(Dataset rows)
════════

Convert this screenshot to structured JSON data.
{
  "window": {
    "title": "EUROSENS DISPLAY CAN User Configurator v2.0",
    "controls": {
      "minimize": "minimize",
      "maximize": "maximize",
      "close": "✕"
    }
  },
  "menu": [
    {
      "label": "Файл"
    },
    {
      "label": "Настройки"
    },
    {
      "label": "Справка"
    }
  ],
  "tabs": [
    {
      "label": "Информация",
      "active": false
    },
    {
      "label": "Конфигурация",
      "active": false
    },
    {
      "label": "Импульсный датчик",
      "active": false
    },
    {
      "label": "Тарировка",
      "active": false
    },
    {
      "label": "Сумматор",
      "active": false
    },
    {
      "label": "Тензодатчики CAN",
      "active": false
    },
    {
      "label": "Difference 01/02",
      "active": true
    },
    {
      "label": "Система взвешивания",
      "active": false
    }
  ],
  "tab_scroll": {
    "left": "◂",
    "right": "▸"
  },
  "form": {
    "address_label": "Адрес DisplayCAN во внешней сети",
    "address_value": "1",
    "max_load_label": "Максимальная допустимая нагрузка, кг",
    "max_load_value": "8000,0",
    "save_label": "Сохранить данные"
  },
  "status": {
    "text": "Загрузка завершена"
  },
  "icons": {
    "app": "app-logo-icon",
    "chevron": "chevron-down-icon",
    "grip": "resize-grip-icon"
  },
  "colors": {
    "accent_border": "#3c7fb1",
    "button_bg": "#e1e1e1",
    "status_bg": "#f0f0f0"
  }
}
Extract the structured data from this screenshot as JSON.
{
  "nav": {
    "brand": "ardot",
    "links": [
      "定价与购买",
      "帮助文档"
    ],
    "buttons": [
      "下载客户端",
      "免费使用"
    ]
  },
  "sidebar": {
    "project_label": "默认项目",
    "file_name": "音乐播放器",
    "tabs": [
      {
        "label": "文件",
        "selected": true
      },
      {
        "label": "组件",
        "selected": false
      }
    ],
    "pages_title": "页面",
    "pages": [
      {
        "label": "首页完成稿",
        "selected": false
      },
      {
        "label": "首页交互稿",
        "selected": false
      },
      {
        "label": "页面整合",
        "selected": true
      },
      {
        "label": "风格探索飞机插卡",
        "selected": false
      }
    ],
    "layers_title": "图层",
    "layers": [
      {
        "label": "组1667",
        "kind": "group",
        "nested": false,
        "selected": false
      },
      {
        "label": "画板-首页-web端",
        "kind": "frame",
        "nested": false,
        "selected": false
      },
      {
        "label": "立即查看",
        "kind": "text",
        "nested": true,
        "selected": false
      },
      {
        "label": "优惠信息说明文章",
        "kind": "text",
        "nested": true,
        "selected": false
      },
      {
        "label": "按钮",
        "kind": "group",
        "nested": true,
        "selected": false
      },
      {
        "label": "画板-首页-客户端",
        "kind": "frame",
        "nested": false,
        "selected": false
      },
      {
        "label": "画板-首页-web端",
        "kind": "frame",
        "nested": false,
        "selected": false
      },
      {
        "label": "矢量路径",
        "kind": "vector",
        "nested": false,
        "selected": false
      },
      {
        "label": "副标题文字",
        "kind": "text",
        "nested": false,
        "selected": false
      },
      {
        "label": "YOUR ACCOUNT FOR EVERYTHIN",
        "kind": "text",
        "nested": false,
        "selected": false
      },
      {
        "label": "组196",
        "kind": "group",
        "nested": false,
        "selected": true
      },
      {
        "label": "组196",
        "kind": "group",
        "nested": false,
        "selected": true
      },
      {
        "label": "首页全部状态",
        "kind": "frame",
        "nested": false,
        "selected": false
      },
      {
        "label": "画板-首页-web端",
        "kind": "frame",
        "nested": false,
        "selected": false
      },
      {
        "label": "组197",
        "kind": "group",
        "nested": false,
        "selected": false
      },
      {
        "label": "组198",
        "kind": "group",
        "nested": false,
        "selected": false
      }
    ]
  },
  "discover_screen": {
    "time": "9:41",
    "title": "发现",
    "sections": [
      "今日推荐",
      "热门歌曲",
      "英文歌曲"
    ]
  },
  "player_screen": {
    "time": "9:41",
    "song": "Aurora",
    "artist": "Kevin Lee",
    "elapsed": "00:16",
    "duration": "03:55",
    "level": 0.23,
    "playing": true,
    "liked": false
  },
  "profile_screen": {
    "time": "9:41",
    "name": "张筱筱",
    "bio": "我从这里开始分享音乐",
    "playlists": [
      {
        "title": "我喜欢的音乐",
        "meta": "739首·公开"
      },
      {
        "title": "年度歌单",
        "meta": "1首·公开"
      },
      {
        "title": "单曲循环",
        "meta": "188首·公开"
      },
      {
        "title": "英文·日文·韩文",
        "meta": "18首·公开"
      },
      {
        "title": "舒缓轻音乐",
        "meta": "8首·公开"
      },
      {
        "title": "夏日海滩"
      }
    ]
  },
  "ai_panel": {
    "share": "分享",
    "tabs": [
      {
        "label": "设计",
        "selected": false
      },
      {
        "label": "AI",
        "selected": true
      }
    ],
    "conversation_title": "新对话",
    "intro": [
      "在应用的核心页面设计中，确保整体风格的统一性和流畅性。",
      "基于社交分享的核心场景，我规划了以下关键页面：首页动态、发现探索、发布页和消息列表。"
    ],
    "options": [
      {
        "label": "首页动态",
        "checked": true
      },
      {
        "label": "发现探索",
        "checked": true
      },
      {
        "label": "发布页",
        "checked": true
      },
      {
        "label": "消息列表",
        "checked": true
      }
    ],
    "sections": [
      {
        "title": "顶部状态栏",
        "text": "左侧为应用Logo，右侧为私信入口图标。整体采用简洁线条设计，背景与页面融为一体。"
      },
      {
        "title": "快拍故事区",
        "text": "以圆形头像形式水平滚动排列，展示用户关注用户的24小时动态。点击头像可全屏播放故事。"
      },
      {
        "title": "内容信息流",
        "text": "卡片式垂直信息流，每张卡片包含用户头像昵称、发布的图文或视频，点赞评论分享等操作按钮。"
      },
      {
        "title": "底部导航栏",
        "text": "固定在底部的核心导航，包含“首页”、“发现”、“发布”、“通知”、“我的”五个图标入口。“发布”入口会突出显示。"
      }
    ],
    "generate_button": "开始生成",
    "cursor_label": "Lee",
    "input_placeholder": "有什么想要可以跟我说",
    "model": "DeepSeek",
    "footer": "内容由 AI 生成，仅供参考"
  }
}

════════

> **AIM**: Reproduce every line of the material above exactly.

> **RESULT OF THE TASK**:
Convert this screenshot to structured JSON data.
{
  "window": {
    "title": "EUROSENS DISPLAY CAN User Configurator v2.0",
    "controls": {
      "minimize": "minimize",
      "maximize": "maximize",
      "close": "✕"
    }
  },
  "menu": [
    {
      "label": "Файл"
    },
    {
      "label": "Настройки"
    },
    {
      "label": "Справка"
    }
  ],
  "tabs": [
    {
      "label": "Информация",
      "active": false
    },
    {
      "label": "Конфигурация",
      "active": false
    },
    {
      "label": "Импульсный датчик",
      "active": false
    },
    {
      "label": "Тарировка",
      "active": false
    },
    {
      "label": "Сумматор",
      "active": false
    },
    {
      "label": "Тензодатчики CAN",
      "active": false
    },
    {
      "label": "Difference 01/02",
      "active": true
    },
    {
      "label": "Система взвешивания",
      "active": false
    }
  ],
  "tab_scroll": {
    "left": "◂",
    "right": "▸"
  },
  "form": {
    "address_label": "Адрес DisplayCAN во внешней сети",
    "address_value": "1",
    "max_load_label": "Максимальная допустимая нагрузка, кг",
    "max_load_value": "8000,0",
    "save_label": "Сохранить данные"
  },
  "status": {
    "text": "Загрузка завершена"
  },
  "icons": {
    "app": "app-logo-icon",
    "chevron": "chevron-down-icon",
    "grip": "resize-grip-icon"
  },
  "colors": {
    "accent_border": "#3c7fb1",
    "button_bg": "#e1e1e1",
    "status_bg": "#f0f0f0"
  }
}
Extract the structured data from this screenshot as JSON.
{
  "nav": {
    "brand": "ardot",
    "links": [
      "定价与购买",
      "帮助文档"
    ],
    "buttons": [
      "下载客户端",
      "免费使用"
    ]
  },
  "sidebar": {
    "project_label": "默认项目",
    "file_name": "音乐播放器",
    "tabs": [
      {
        "label": "文件",
        "selected": true
      },
      {
        "label": "组件",
        "selected": false
      }
    ],
    "pages_title": "页面",
    "pages": [
      {
        "label": "首页完成稿",
        "selected": false
      },
      {
        "label": "首页交互稿",
        "selected": false
      },
      {
        "label": "页面整合",
        "selected": true
      },
      {
        "label": "风格探索飞机插卡",
        "selected": false
      }
    ],
    "layers_title": "图层",
    "layers": [
      {
        "label": "组1667",
        "kind": "group",
        "nested": false,
        "selected": false
      },
      {
        "label": "画板-首页-web端",
        "kind": "frame",
        "nested": false,
        "selected": false
      },
      {
        "label": "立即查看",
        "kind": "text",
        "nested": true,
        "selected": false
      },
      {
        "label": "优惠信息说明文章",
        "kind": "text",
        "nested": true,
        "selected": false
      },
      {
        "label": "按钮",
        "kind": "group",
        "nested": true,
        "selected": false
      },
      {
        "label": "画板-首页-客户端",
        "kind": "frame",
        "nested": false,
        "selected": false
      },
      {
        "label": "画板-首页-web端",
        "kind": "frame",
        "nested": false,
        "selected": false
      },
      {
        "label": "矢量路径",
        "kind": "vector",
        "nested": false,
        "selected": false
      },
      {
        "label": "副标题文字",
        "kind": "text",
        "nested": false,
        "selected": false
      },
      {
        "label": "YOUR ACCOUNT FOR EVERYTHIN",
        "kind": "text",
        "nested": false,
        "selected": false
      },
      {
        "label": "组196",
        "kind": "group",
        "nested": false,
        "selected": true
      },
      {
        "label": "组196",
        "kind": "group",
        "nested": false,
        "selected": true
      },
      {
        "label": "首页全部状态",
        "kind": "frame",
        "nested": false,
        "selected": false
      },
      {
        "label": "画板-首页-web端",
        "kind": "frame",
        "nested": false,
        "selected": false
      },
      {
        "label": "组197",
        "kind": "group",
        "nested": false,
        "selected": false
      },
      {
        "label": "组198",
        "kind": "group",
        "nested": false,
        "selected": false
      }
    ]
  },
  "discover_screen": {
    "time": "9:41",
    "title": "发现",
    "sections": [
      "今日推荐",
      "热门歌曲",
      "英文歌曲"
    ]
  },
  "player_screen": {
    "time": "9:41",
    "song": "Aurora",
    "artist": "Kevin Lee",
    "elapsed": "00:16",
    "duration": "03:55",
    "level": 0.23,
    "playing": true,
    "liked": false
  },
  "profile_screen": {
    "time": "9:41",
    "name": "张筱筱",
    "bio": "我从这里开始分享音乐",
    "playlists": [
      {
        "title": "我喜欢的音乐",
        "meta": "739首·公开"
      },
      {
        "title": "年度歌单",
        "meta": "1首·公开"
      },
      {
        "title": "单曲循环",
        "meta": "188首·公开"
      },
      {
        "title": "英文·日文·韩文",
        "meta": "18首·公开"
      },
      {
        "title": "舒缓轻音乐",
        "meta": "8首·公开"
      },
      {
        "title": "夏日海滩"
      }
    ]
  },
  "ai_panel": {
    "share": "分享",
    "tabs": [
      {
        "label": "设计",
        "selected": false
      },
      {
        "label": "AI",
        "selected": true
      }
    ],
    "conversation_title": "新对话",
    "intro": [
      "在应用的核心页面设计中，确保整体风格的统一性和流畅性。",
      "基于社交分享的核心场景，我规划了以下关键页面：首页动态、发现探索、发布页和消息列表。"
    ],
    "options": [
      {
        "label": "首页动态",
        "checked": true
      },
      {
        "label": "发现探索",
        "checked": true
      },
      {
        "label": "发布页",
        "checked": true
      },
      {
        "label": "消息列表",
        "checked": true
      }
    ],
    "sections": [
      {
        "title": "顶部状态栏",
        "text": "左侧为应用Logo，右侧为私信入口图标。整体采用简洁线条设计，背景与页面融为一体。"
      },
      {
        "title": "快拍故事区",
        "text": "以圆形头像形式水平滚动排列，展示用户关注用户的24小时动态。点击头像可全屏播放故事。"
      },
      {
        "title": "内容信息流",
        "text": "卡片式垂直信息流，每张卡片包含用户头像昵称、发布的图文或视频，点赞评论分享等操作按钮。"
      },
      {
        "title": "底部导航栏",
        "text": "固定在底部的核心导航，包含“首页”、“发现”、“发布”、“通知”、“我的”五个图标入口。“发布”入口会突出显示。"
      }
    ],
    "generate_button": "开始生成",
    "cursor_label": "Lee",
    "input_placeholder": "有什么想要可以跟我说",
    "model": "DeepSeek",
    "footer": "内容由 AI 生成，仅供参考"
  }
}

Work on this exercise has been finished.